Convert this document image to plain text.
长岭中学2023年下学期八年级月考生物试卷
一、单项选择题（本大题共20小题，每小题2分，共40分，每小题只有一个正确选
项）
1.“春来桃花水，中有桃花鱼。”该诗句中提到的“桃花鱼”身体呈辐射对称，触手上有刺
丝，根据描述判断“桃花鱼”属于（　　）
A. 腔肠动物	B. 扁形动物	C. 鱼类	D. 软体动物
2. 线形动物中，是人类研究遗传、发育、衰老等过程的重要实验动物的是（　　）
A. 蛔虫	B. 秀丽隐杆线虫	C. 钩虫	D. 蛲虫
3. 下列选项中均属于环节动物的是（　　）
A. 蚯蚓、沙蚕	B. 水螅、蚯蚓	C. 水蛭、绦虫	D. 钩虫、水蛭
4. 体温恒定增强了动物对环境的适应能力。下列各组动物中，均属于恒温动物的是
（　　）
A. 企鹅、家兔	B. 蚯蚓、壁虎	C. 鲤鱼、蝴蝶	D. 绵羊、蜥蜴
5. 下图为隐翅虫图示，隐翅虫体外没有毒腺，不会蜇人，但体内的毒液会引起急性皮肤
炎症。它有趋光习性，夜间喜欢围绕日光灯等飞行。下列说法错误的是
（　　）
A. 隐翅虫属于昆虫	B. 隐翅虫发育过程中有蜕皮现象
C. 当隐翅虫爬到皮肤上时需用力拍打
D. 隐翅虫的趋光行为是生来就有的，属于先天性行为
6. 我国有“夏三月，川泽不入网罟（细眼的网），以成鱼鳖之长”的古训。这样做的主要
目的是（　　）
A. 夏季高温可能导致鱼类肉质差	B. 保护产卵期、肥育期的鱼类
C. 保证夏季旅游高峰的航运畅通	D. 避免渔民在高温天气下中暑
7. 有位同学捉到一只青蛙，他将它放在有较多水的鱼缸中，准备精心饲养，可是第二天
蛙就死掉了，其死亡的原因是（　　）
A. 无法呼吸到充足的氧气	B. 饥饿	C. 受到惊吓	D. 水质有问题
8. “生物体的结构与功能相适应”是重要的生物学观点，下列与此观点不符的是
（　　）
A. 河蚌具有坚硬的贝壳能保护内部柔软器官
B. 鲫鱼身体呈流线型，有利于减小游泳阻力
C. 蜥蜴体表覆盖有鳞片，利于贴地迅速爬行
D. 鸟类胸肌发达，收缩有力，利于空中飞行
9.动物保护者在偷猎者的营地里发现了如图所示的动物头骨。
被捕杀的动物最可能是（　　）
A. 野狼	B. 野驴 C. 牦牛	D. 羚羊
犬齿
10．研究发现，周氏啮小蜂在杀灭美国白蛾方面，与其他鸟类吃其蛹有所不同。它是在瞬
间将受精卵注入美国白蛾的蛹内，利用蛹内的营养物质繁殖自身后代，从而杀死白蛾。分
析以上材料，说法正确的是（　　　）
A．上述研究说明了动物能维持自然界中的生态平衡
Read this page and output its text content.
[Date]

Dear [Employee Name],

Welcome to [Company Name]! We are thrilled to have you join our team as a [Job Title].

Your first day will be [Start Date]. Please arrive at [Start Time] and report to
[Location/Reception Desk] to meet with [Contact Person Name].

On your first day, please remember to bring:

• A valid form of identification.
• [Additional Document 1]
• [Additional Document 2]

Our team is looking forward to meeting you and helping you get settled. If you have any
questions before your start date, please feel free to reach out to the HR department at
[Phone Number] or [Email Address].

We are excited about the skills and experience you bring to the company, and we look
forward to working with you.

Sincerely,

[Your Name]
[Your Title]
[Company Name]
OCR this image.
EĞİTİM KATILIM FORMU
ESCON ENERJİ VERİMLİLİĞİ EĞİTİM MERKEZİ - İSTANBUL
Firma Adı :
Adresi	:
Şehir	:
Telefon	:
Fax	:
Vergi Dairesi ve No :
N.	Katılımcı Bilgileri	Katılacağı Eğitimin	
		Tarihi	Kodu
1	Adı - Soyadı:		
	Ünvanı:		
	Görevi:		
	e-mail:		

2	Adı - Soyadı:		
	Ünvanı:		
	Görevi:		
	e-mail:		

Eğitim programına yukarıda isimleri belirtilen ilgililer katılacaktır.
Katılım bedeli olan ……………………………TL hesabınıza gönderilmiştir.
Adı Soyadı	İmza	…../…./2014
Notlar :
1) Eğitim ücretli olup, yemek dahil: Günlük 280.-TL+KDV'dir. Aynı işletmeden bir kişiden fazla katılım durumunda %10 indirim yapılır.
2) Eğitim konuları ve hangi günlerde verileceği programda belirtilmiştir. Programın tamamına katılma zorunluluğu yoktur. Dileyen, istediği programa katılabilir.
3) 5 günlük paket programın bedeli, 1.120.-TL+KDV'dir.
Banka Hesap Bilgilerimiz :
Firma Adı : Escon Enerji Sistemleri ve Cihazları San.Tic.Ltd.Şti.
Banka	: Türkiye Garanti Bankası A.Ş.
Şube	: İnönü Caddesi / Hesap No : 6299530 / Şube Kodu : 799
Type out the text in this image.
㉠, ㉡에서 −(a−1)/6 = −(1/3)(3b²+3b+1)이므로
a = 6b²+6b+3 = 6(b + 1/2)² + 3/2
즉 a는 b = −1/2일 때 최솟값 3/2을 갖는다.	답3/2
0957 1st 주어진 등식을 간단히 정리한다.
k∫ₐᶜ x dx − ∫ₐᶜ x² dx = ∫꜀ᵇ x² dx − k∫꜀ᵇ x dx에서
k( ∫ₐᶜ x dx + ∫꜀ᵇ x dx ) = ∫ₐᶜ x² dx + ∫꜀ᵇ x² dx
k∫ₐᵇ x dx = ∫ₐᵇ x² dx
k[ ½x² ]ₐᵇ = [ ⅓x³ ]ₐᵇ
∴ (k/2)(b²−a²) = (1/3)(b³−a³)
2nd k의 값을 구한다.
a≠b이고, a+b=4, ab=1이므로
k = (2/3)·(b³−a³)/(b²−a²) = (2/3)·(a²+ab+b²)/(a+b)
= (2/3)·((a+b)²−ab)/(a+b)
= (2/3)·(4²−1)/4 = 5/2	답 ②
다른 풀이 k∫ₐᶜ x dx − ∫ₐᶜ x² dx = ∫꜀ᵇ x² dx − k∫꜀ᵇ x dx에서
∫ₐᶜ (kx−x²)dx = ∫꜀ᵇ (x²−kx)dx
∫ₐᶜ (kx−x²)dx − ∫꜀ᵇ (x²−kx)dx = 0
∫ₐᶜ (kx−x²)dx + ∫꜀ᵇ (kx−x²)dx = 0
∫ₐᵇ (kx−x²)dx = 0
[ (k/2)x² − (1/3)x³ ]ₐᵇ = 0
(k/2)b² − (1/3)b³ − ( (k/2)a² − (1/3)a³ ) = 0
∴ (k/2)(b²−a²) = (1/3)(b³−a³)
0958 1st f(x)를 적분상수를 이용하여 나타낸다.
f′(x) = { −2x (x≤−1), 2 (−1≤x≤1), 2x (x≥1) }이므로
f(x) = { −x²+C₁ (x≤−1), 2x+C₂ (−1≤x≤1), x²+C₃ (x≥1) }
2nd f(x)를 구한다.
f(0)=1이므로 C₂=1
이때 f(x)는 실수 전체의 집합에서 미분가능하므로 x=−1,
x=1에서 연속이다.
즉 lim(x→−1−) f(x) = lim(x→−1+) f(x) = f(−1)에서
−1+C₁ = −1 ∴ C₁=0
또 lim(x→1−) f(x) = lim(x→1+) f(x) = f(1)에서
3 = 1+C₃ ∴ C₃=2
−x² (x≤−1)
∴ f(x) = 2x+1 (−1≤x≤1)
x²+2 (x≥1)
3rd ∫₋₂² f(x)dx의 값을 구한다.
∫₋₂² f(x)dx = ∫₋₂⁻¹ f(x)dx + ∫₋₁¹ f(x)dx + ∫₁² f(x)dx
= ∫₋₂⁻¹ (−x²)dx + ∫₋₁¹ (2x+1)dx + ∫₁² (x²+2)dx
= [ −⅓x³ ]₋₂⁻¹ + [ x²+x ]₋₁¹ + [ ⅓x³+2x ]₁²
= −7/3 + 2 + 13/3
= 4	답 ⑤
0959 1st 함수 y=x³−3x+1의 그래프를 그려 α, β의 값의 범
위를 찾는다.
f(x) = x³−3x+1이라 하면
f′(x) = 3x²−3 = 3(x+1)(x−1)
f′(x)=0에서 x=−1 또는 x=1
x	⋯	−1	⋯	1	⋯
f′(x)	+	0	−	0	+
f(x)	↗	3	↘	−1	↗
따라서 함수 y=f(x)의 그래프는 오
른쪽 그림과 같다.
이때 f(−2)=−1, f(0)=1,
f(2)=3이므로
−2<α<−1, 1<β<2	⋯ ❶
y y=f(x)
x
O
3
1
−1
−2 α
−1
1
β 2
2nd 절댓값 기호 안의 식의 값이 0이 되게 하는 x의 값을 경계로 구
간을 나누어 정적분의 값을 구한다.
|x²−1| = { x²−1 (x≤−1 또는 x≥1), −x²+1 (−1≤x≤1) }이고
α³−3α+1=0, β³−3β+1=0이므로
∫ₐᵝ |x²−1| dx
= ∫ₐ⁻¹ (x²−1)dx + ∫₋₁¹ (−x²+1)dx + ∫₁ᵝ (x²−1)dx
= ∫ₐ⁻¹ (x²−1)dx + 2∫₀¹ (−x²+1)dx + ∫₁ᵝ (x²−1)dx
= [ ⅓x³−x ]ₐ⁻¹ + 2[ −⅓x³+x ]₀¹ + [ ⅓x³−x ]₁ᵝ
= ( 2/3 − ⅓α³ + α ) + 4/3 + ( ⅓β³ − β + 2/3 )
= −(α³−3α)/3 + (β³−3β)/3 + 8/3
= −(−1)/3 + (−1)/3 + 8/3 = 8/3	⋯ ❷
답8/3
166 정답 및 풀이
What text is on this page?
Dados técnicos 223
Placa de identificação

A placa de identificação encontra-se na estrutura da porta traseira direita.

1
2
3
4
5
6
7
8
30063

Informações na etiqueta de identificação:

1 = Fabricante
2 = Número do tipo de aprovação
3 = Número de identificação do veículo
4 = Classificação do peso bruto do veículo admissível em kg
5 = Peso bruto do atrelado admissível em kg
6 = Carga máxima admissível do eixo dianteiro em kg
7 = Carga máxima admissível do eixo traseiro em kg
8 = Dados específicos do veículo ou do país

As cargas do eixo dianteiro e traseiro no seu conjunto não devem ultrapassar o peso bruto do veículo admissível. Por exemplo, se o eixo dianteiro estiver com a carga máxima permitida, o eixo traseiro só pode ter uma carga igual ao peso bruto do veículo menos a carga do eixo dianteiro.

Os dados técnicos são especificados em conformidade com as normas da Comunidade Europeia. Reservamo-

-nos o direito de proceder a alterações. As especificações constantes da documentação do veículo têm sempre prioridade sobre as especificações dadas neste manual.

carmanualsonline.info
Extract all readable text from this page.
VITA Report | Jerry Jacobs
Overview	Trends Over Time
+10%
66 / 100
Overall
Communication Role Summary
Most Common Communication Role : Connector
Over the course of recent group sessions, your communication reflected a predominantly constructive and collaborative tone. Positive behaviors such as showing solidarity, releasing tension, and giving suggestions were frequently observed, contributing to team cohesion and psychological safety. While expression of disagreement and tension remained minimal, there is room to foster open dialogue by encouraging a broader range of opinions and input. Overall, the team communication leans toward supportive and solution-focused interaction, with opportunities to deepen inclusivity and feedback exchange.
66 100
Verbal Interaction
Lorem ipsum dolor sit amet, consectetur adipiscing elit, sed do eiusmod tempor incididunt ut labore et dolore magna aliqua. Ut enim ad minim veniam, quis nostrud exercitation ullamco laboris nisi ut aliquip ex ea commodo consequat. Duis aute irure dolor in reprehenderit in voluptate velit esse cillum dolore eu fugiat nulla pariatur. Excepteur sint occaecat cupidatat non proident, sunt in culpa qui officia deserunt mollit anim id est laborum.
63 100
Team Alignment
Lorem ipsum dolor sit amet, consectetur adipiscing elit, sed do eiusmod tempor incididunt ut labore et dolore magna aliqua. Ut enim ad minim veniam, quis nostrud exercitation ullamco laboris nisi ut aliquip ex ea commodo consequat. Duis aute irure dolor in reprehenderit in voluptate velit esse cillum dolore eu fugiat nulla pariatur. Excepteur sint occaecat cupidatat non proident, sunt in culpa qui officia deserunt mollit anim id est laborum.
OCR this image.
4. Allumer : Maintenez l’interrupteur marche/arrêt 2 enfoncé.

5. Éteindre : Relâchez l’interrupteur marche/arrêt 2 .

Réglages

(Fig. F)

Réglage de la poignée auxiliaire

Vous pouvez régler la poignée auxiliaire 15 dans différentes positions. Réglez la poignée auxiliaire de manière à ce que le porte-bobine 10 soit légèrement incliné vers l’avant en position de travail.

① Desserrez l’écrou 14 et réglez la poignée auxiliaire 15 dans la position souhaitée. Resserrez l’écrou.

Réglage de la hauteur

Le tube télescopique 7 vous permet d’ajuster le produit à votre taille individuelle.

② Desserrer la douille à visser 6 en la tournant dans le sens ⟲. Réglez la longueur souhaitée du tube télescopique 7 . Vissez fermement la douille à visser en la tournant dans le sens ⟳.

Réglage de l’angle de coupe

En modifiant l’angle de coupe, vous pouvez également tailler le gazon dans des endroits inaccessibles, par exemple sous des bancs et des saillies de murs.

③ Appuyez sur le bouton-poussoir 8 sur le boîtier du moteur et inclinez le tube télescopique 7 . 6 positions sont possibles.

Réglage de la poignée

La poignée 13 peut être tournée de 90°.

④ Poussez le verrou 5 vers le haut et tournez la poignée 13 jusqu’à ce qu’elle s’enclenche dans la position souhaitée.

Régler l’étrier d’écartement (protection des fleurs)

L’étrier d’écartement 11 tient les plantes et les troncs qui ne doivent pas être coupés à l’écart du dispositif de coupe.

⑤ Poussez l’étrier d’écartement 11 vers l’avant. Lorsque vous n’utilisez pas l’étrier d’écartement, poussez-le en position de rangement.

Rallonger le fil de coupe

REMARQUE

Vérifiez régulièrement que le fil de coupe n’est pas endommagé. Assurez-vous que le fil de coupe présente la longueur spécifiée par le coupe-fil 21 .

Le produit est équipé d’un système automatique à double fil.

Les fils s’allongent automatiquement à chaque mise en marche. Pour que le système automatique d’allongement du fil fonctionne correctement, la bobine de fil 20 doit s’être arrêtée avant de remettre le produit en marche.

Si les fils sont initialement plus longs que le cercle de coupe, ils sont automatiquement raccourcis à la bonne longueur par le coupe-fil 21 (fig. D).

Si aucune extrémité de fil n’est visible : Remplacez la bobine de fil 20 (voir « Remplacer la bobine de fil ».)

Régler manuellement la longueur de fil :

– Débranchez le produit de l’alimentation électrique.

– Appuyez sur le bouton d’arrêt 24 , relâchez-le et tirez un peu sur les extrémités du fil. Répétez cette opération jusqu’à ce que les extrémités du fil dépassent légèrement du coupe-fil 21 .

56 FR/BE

** Problem **
Give the number of lines that carry the word "first", with nothing added.

** Completed exercise **
2